===== Material provided =====
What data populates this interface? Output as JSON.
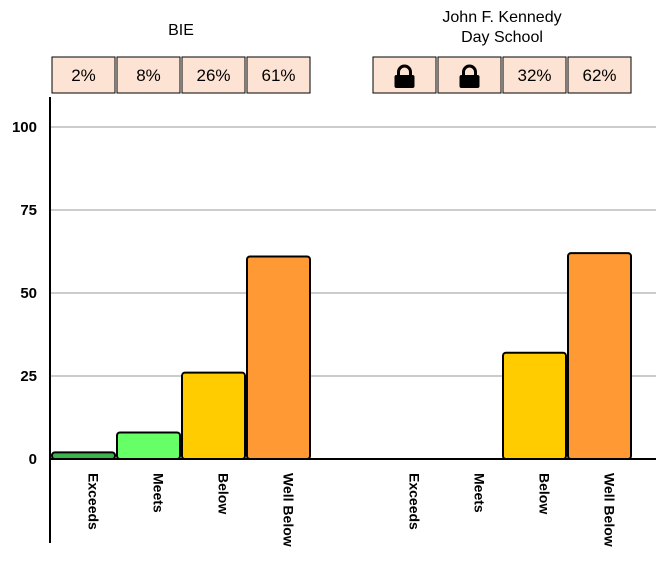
{
  "chart_data": {
    "type": "bar",
    "ylim": [
      0,
      100
    ],
    "yticks": [
      "0",
      "25",
      "50",
      "75",
      "100"
    ],
    "grid": true,
    "colors": {
      "Exceeds": "#3cb44b",
      "Meets": "#66ff66",
      "Below": "#ffcc00",
      "Well Below": "#ff9933",
      "pct_box_fill": "#fde3d4"
    },
    "groups": [
      {
        "title": "BIE",
        "categories": [
          "Exceeds",
          "Meets",
          "Below",
          "Well Below"
        ],
        "values": [
          2,
          8,
          26,
          61
        ],
        "labels": [
          "2%",
          "8%",
          "26%",
          "61%"
        ],
        "locked": [
          false,
          false,
          false,
          false
        ]
      },
      {
        "title": "John F. Kennedy\nDay School",
        "categories": [
          "Exceeds",
          "Meets",
          "Below",
          "Well Below"
        ],
        "values": [
          null,
          null,
          32,
          62
        ],
        "labels": [
          "",
          "",
          "32%",
          "62%"
        ],
        "locked": [
          true,
          true,
          false,
          false
        ],
        "locked_icon": "lock-icon"
      }
    ]
  }
}
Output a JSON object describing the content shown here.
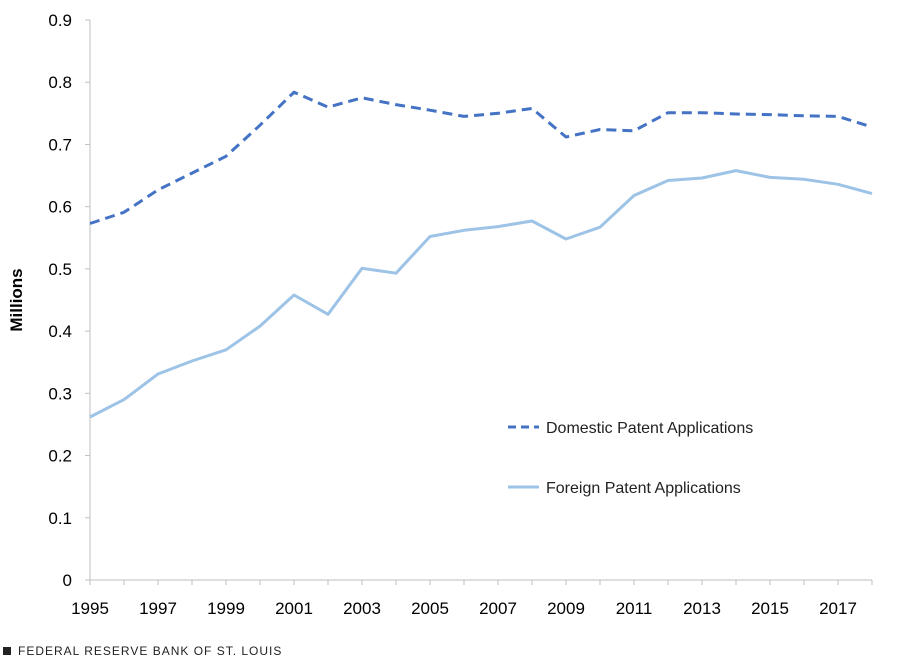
{
  "chart_data": {
    "type": "line",
    "title": "",
    "xlabel": "",
    "ylabel": "Millions",
    "xlim": [
      1995,
      2018
    ],
    "ylim": [
      0,
      0.9
    ],
    "x_ticks": [
      "1995",
      "1997",
      "1999",
      "2001",
      "2003",
      "2005",
      "2007",
      "2009",
      "2011",
      "2013",
      "2015",
      "2017"
    ],
    "y_ticks": [
      "0",
      "0.1",
      "0.2",
      "0.3",
      "0.4",
      "0.5",
      "0.6",
      "0.7",
      "0.8",
      "0.9"
    ],
    "grid": false,
    "legend_position": "lower-right",
    "x": [
      1995,
      1996,
      1997,
      1998,
      1999,
      2000,
      2001,
      2002,
      2003,
      2004,
      2005,
      2006,
      2007,
      2008,
      2009,
      2010,
      2011,
      2012,
      2013,
      2014,
      2015,
      2016,
      2017,
      2018
    ],
    "series": [
      {
        "name": "Domestic Patent Applications",
        "style": "dashed",
        "color": "#4472c4",
        "values": [
          0.573,
          0.591,
          0.627,
          0.654,
          0.681,
          0.731,
          0.784,
          0.76,
          0.775,
          0.764,
          0.755,
          0.745,
          0.75,
          0.758,
          0.712,
          0.724,
          0.722,
          0.751,
          0.751,
          0.749,
          0.748,
          0.746,
          0.745,
          0.728
        ]
      },
      {
        "name": "Foreign Patent Applications",
        "style": "solid",
        "color": "#9dc3e6",
        "values": [
          0.262,
          0.29,
          0.331,
          0.352,
          0.37,
          0.408,
          0.458,
          0.427,
          0.501,
          0.493,
          0.552,
          0.562,
          0.568,
          0.577,
          0.548,
          0.567,
          0.618,
          0.642,
          0.646,
          0.658,
          0.647,
          0.644,
          0.636,
          0.621
        ]
      }
    ]
  },
  "footer": {
    "source_text": "FEDERAL RESERVE BANK OF ST. LOUIS"
  }
}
=====
Task objective » Find each line in the records holding the string "JSON" and show it.

Full answer »
What data populates this interface? Output as JSON.
Output a JSON object describing the content shown here.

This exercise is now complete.